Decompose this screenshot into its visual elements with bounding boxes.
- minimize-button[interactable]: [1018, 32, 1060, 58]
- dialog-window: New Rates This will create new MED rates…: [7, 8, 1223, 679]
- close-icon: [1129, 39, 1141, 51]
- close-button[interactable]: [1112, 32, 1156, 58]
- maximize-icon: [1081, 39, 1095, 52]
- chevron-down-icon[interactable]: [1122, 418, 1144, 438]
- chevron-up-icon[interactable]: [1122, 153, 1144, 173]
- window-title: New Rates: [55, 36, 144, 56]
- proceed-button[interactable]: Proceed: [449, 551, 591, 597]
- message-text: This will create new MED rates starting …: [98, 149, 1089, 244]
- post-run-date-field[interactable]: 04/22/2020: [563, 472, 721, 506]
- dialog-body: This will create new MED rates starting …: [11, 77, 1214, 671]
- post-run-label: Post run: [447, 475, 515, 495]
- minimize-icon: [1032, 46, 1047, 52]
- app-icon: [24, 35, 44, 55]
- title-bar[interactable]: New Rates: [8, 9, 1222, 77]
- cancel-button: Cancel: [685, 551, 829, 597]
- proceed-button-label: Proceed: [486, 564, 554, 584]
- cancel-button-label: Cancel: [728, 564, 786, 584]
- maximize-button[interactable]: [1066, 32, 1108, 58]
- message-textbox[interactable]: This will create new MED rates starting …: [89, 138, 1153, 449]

------------------------

▸ THE TASK: Output each line of the listing above as one string in a JSON list, leaving out blank lines.

▸ RESULT OF THIS TASK:
[
  "Decompose this screenshot into its visual elements with bounding boxes.",
  "- minimize-button[interactable]: [1018, 32, 1060, 58]",
  "- dialog-window: New Rates This will create new MED rates…: [7, 8, 1223, 679]",
  "- close-icon: [1129, 39, 1141, 51]",
  "- close-button[interactable]: [1112, 32, 1156, 58]",
  "- maximize-icon: [1081, 39, 1095, 52]",
  "- chevron-down-icon[interactable]: [1122, 418, 1144, 438]",
  "- chevron-up-icon[interactable]: [1122, 153, 1144, 173]",
  "- window-title: New Rates: [55, 36, 144, 56]",
  "- proceed-button[interactable]: Proceed: [449, 551, 591, 597]",
  "- message-text: This will create new MED rates starting …: [98, 149, 1089, 244]",
  "- post-run-date-field[interactable]: 04/22/2020: [563, 472, 721, 506]",
  "- dialog-body: This will create new MED rates starting …: [11, 77, 1214, 671]",
  "- post-run-label: Post run: [447, 475, 515, 495]",
  "- minimize-icon: [1032, 46, 1047, 52]",
  "- app-icon: [24, 35, 44, 55]",
  "- title-bar[interactable]: New Rates: [8, 9, 1222, 77]",
  "- cancel-button: Cancel: [685, 551, 829, 597]",
  "- proceed-button-label: Proceed: [486, 564, 554, 584]",
  "- cancel-button-label: Cancel: [728, 564, 786, 584]",
  "- maximize-button[interactable]: [1066, 32, 1108, 58]",
  "- message-textbox[interactable]: This will create new MED rates starting …: [89, 138, 1153, 449]"
]